* [DATA SUPPLIED]

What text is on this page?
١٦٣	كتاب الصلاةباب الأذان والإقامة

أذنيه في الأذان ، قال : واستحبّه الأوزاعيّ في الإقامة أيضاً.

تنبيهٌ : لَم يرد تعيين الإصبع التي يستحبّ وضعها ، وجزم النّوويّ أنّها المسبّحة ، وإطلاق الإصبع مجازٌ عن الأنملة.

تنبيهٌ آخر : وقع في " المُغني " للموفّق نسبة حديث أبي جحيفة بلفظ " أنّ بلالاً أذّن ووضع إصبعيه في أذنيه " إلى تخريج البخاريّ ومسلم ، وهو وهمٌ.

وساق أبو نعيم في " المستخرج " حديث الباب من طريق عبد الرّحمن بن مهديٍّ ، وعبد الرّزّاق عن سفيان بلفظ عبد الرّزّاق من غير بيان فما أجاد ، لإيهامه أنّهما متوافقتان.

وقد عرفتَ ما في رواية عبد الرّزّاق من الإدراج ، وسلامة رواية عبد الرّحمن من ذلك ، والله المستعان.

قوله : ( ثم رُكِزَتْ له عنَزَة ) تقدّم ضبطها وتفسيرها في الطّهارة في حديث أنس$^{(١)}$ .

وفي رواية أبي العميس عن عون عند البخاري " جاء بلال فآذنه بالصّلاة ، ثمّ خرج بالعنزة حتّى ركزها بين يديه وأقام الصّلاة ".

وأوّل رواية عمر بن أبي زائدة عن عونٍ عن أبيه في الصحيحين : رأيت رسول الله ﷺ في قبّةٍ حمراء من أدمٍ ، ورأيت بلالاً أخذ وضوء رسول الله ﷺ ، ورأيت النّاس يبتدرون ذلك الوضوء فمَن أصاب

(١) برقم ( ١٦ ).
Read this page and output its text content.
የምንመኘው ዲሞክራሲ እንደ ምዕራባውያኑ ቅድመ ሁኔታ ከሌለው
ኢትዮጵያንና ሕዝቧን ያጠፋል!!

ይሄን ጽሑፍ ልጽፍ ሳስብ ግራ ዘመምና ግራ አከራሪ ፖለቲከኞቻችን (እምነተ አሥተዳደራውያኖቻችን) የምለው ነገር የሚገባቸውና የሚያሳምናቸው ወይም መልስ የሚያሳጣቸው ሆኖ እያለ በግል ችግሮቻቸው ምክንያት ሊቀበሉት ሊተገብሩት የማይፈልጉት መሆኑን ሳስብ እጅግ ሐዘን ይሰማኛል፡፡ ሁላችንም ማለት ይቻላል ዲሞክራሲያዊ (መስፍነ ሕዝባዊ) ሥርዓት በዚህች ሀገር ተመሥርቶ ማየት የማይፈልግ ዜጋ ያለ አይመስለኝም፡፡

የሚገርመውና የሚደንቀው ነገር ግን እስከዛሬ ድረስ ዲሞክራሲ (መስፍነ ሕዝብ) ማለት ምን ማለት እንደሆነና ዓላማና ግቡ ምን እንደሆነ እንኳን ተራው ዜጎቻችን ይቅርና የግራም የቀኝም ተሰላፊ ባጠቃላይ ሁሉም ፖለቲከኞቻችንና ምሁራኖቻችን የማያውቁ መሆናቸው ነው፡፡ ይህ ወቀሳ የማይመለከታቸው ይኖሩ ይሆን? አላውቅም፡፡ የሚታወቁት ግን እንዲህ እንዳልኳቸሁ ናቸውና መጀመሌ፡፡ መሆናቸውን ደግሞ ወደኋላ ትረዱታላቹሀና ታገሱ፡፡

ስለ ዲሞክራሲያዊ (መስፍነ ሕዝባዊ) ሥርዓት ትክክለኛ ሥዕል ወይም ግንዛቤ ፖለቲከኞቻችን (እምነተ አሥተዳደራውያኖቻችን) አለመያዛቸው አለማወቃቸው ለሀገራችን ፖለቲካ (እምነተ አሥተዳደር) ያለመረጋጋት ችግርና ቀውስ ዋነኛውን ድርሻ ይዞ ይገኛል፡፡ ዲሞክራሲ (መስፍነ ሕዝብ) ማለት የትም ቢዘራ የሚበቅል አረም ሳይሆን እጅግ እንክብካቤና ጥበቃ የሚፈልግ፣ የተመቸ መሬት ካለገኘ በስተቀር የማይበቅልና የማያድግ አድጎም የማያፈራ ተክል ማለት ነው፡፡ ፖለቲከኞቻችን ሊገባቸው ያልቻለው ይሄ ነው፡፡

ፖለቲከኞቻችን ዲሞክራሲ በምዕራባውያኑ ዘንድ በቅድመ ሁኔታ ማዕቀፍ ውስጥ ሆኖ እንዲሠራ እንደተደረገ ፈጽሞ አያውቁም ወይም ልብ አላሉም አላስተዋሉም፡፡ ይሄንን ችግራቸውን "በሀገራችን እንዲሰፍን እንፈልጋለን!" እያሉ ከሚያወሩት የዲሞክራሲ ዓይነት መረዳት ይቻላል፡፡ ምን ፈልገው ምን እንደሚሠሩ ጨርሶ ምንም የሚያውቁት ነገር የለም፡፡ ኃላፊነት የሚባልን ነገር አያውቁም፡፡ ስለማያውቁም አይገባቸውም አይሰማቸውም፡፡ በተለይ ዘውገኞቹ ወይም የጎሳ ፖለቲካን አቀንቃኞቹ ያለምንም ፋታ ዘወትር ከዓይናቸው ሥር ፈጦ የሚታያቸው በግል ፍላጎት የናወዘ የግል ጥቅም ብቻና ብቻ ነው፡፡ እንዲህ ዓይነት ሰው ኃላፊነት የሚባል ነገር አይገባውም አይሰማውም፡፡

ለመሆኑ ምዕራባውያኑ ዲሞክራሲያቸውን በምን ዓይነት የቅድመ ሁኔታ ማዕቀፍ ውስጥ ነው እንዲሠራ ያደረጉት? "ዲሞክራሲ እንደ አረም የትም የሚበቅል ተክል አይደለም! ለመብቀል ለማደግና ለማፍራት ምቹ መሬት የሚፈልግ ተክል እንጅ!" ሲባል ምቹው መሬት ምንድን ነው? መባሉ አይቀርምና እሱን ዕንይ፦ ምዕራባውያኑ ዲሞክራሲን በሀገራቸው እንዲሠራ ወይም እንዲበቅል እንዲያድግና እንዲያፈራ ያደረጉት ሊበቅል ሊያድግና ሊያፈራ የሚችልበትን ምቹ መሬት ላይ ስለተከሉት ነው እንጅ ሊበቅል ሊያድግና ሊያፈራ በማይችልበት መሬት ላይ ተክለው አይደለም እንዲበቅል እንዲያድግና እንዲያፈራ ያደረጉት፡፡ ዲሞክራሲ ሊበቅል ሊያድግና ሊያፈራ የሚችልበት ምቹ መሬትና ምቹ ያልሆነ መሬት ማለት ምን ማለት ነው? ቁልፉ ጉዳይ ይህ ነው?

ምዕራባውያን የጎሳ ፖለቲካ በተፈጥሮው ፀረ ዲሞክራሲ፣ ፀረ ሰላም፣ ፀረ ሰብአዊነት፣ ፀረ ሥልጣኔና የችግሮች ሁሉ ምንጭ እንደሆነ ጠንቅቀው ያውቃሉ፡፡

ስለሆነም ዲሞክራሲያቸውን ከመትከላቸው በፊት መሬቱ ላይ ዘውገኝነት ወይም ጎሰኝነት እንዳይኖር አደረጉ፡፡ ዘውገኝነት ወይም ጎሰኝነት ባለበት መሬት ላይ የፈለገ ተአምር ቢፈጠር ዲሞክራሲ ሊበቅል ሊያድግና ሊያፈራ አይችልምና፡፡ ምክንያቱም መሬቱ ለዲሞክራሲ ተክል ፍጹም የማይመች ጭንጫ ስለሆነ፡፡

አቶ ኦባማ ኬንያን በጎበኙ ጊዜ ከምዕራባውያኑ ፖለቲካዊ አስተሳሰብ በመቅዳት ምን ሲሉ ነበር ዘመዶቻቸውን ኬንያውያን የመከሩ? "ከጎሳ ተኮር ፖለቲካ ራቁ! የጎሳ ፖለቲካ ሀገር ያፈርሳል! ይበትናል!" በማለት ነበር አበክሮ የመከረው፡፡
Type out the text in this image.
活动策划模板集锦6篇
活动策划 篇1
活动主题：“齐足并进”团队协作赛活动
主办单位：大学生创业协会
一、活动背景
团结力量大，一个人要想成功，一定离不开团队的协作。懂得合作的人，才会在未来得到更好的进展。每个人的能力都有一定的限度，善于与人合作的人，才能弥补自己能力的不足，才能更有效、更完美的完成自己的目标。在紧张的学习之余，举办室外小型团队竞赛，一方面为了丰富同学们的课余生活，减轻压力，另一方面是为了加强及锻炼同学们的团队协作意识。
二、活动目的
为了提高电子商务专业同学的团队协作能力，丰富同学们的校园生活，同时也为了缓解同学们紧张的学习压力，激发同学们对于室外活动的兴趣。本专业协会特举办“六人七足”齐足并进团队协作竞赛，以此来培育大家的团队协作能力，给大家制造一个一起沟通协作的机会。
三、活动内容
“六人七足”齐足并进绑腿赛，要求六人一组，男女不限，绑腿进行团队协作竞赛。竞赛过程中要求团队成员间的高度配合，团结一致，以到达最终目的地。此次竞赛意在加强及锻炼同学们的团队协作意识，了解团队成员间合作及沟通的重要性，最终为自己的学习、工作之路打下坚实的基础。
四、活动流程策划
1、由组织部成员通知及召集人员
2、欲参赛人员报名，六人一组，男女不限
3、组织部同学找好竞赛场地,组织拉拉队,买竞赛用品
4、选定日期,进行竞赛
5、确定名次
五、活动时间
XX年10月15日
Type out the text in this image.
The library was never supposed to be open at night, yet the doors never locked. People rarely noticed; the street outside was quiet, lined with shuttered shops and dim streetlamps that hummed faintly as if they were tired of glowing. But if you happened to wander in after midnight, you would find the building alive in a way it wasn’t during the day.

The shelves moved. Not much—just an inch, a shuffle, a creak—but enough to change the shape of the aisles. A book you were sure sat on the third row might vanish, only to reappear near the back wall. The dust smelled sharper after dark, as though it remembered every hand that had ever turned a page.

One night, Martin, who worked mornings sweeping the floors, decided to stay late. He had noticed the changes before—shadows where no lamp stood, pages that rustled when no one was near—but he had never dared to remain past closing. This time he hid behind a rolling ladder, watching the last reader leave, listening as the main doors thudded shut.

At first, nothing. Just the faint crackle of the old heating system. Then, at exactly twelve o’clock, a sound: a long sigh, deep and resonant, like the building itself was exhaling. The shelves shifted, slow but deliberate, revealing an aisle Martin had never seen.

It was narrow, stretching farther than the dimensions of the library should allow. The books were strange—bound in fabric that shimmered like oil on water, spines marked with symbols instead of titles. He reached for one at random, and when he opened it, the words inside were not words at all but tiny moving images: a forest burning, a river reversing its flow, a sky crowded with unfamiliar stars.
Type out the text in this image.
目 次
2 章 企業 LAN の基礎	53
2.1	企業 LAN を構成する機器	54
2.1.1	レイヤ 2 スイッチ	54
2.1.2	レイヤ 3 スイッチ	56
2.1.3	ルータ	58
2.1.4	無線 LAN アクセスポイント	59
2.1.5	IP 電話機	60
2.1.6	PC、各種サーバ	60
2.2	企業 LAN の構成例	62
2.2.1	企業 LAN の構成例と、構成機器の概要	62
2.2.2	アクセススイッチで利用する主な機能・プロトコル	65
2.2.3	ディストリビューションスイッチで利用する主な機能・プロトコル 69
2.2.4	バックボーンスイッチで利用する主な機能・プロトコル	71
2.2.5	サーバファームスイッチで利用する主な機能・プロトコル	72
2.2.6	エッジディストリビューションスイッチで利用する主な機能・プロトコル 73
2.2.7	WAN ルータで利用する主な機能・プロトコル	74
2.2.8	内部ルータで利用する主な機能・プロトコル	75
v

* [EXERCISE]
Only the number is wanted: how many lines in the preceding entries hold the string "حديث"?

* [TASK SOLUTION]
3